▸ WRITTEN INSTRUCTION: Look through the material below and count the lines with the string "color". Report only the count.

▸ DATA FOR PROCESSING:

————————

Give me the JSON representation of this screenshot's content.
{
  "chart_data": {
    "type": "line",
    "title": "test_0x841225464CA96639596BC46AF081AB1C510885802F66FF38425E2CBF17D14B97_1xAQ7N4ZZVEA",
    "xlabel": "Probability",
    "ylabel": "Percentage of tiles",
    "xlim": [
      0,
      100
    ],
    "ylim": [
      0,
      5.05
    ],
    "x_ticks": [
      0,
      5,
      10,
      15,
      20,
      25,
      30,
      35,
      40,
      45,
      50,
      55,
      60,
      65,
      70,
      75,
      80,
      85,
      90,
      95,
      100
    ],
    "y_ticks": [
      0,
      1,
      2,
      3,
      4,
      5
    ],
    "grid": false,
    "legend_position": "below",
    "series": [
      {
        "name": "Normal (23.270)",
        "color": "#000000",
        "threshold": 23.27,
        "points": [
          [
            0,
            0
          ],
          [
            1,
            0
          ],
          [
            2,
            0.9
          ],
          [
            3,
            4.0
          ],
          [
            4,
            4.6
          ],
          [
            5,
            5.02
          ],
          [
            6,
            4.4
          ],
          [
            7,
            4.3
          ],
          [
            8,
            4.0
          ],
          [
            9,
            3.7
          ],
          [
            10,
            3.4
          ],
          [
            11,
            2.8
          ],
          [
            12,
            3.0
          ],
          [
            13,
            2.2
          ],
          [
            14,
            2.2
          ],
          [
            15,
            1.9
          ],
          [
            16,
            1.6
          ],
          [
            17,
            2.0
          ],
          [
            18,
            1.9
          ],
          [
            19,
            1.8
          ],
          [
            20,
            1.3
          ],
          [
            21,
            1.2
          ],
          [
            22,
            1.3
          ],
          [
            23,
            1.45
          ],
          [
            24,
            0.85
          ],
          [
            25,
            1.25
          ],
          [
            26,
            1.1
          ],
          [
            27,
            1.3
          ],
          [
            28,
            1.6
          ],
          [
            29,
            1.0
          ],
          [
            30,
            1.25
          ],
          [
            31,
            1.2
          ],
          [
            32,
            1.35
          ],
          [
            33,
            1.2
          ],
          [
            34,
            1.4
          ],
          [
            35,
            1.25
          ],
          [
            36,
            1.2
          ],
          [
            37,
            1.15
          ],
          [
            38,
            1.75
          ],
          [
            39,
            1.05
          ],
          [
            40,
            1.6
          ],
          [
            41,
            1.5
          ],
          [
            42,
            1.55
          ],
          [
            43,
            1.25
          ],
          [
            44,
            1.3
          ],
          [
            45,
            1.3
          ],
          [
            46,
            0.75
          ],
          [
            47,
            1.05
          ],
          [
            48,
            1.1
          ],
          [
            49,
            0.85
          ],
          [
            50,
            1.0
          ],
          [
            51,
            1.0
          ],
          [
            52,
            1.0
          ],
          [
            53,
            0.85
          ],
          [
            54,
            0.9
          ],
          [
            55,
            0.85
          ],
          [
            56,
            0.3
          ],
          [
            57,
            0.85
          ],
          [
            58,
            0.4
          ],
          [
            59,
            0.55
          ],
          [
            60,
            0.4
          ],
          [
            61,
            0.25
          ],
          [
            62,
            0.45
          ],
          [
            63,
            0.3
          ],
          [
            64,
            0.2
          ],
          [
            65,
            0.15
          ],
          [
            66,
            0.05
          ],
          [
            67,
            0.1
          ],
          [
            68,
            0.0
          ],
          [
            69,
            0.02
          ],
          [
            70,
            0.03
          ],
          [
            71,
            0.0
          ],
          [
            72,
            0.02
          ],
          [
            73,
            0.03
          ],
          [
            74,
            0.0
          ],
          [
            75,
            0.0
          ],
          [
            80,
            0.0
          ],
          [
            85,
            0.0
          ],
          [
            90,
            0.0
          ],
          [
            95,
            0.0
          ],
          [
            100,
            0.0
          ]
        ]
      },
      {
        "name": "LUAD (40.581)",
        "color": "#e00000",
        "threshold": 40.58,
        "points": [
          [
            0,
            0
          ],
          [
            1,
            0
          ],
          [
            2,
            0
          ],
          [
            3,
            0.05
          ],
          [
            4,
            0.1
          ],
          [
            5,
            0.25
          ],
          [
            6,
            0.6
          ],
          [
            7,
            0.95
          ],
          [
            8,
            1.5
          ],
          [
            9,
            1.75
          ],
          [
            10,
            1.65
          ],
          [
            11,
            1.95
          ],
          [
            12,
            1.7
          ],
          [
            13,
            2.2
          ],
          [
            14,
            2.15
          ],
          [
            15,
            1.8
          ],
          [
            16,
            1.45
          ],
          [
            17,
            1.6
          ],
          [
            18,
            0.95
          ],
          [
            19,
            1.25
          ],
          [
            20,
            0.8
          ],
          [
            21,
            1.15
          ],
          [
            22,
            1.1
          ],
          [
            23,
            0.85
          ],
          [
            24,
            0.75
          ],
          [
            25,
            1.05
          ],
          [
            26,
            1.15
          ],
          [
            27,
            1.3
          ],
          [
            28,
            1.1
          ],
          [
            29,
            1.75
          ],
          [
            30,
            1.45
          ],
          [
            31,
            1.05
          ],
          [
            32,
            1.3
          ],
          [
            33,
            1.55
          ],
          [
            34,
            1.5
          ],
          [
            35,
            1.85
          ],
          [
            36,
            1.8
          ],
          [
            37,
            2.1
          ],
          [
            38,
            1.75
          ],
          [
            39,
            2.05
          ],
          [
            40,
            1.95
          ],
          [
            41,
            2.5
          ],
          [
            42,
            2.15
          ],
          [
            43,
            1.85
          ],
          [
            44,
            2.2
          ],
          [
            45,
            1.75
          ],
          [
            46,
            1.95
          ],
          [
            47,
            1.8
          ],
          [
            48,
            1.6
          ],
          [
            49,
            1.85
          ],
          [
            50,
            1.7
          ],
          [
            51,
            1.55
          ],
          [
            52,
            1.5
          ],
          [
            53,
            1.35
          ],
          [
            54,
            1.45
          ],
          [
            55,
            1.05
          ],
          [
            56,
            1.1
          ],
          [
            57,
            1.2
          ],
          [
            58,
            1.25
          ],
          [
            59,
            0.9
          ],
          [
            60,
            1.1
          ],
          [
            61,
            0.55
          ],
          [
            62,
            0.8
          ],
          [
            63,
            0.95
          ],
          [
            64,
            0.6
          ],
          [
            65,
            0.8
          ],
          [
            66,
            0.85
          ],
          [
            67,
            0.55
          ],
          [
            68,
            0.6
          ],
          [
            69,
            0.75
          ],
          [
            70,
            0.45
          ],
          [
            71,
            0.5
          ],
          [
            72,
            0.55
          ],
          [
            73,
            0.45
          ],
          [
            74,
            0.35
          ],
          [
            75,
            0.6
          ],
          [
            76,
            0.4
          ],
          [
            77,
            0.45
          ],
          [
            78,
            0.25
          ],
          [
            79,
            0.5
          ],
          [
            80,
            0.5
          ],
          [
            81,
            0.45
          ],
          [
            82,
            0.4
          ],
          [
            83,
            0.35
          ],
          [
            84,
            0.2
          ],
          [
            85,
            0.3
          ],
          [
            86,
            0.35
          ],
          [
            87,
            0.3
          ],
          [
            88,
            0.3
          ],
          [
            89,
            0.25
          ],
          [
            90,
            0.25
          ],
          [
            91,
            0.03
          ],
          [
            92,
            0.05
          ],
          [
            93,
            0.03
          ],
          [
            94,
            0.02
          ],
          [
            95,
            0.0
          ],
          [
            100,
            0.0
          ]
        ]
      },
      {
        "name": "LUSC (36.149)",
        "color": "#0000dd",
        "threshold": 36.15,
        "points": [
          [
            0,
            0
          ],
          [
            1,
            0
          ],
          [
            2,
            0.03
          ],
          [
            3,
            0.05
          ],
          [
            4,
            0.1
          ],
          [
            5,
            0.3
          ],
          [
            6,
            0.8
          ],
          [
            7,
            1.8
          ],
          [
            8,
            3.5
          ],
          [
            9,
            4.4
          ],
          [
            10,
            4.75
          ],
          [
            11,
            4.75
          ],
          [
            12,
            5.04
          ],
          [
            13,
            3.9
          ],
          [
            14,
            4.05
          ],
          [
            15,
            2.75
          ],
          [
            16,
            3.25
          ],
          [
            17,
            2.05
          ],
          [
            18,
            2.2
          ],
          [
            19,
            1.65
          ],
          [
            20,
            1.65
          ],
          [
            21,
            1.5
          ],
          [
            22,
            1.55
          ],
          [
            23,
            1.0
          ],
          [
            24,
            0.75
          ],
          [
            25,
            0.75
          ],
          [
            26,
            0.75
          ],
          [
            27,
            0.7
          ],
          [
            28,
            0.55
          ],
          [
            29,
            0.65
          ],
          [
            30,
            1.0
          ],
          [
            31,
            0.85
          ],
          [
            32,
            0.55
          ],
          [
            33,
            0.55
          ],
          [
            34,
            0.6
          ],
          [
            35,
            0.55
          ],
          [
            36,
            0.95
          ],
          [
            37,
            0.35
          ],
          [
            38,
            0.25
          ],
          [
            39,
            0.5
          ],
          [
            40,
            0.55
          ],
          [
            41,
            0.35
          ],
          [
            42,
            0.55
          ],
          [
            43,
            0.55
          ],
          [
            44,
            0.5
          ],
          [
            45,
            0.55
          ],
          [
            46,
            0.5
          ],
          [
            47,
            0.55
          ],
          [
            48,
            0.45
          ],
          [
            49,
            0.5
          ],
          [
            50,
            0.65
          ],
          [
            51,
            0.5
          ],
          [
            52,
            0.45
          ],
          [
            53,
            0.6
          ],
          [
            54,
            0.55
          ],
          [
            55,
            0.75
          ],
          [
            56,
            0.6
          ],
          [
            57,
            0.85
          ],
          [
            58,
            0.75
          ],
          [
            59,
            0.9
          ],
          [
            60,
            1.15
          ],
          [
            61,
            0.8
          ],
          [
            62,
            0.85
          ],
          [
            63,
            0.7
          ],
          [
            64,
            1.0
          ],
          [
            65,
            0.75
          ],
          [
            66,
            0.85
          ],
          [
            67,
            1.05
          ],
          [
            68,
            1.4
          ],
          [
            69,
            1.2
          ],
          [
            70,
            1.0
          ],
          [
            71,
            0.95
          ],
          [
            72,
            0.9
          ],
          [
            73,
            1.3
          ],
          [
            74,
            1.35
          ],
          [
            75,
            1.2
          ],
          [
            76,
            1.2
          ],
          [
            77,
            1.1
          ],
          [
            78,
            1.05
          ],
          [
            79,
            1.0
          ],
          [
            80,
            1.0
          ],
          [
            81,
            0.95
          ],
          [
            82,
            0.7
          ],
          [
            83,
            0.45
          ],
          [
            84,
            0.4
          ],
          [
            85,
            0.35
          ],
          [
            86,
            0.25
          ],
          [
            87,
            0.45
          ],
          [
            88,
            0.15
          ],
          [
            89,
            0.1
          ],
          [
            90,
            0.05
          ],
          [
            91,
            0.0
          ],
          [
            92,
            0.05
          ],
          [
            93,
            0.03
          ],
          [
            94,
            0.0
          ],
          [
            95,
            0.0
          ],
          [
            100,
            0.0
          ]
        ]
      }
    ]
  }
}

————————

▸ FINAL ANSWER: 3